Instructions for the task |
Gather from the material every line that contains the string "text".

Dataset entries |
——
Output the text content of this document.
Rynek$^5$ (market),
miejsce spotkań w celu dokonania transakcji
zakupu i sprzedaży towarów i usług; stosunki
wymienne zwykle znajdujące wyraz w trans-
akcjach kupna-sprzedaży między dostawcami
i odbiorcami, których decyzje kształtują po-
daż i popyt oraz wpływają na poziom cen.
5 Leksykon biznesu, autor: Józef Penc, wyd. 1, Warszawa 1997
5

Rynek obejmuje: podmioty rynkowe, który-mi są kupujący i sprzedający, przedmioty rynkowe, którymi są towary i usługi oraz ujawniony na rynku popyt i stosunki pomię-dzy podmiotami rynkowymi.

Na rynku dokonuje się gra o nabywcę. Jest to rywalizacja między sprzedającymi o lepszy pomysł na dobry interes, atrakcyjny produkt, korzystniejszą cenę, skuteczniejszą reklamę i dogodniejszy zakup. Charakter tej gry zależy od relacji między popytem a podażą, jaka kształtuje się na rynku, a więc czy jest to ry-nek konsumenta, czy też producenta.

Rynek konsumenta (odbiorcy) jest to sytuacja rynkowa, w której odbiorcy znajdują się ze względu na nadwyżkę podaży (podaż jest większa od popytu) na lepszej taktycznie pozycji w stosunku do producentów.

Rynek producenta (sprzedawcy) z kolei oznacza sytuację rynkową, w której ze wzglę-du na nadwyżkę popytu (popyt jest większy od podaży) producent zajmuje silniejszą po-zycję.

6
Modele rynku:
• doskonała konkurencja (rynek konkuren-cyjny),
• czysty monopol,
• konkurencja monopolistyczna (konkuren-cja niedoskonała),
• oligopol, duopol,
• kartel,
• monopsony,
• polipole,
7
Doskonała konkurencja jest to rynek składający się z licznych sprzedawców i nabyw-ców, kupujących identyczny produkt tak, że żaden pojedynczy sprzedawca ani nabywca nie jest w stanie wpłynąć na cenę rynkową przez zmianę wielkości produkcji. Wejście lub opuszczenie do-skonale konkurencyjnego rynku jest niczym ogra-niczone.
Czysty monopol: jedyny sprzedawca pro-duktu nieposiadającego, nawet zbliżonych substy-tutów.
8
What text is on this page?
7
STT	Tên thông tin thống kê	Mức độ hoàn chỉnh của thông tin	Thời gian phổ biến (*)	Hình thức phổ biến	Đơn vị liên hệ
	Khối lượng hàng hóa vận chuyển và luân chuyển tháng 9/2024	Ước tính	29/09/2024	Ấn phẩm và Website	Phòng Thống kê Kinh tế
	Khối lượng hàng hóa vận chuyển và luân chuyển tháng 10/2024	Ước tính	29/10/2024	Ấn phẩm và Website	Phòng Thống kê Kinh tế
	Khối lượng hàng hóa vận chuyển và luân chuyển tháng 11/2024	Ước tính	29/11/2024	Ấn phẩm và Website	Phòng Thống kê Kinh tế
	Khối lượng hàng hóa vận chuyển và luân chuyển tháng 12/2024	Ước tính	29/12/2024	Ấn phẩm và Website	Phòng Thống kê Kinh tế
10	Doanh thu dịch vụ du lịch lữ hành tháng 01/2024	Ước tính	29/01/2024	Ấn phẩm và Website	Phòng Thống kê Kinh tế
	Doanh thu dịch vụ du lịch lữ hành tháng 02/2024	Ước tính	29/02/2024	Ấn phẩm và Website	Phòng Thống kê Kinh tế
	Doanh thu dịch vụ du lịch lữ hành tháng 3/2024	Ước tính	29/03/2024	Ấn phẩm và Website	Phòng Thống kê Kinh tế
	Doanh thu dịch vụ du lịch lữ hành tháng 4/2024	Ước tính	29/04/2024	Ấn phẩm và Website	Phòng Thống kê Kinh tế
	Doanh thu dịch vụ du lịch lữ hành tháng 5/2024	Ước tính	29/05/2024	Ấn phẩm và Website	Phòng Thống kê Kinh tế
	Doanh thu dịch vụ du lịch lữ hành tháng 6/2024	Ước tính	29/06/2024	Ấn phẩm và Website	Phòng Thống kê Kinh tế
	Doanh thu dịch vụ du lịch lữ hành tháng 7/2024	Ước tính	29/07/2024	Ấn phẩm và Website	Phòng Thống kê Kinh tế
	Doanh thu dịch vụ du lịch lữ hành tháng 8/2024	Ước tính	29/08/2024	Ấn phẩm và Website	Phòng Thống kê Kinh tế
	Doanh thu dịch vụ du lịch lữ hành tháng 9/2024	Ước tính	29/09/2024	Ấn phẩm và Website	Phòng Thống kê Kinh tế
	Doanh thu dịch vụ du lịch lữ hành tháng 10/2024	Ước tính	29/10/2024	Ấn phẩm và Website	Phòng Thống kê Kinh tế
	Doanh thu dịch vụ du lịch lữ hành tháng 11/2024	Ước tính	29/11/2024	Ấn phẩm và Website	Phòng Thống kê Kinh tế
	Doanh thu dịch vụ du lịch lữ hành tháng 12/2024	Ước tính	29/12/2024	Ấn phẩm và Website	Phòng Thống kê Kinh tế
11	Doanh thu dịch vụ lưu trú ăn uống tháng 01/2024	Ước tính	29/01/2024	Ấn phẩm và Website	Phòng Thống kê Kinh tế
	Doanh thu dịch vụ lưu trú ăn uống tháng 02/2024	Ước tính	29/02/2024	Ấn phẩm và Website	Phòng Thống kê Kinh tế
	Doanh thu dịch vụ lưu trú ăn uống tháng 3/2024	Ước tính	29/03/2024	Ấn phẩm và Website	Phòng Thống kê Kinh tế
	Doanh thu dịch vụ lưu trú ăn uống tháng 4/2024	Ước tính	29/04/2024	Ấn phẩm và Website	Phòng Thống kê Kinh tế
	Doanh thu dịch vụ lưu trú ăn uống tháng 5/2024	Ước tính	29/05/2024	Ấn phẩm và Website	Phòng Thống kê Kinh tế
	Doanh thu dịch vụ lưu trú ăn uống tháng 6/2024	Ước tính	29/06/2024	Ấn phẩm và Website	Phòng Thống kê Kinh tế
——
Answer to the exercise |
Output the text content of this document.
What text is on this page?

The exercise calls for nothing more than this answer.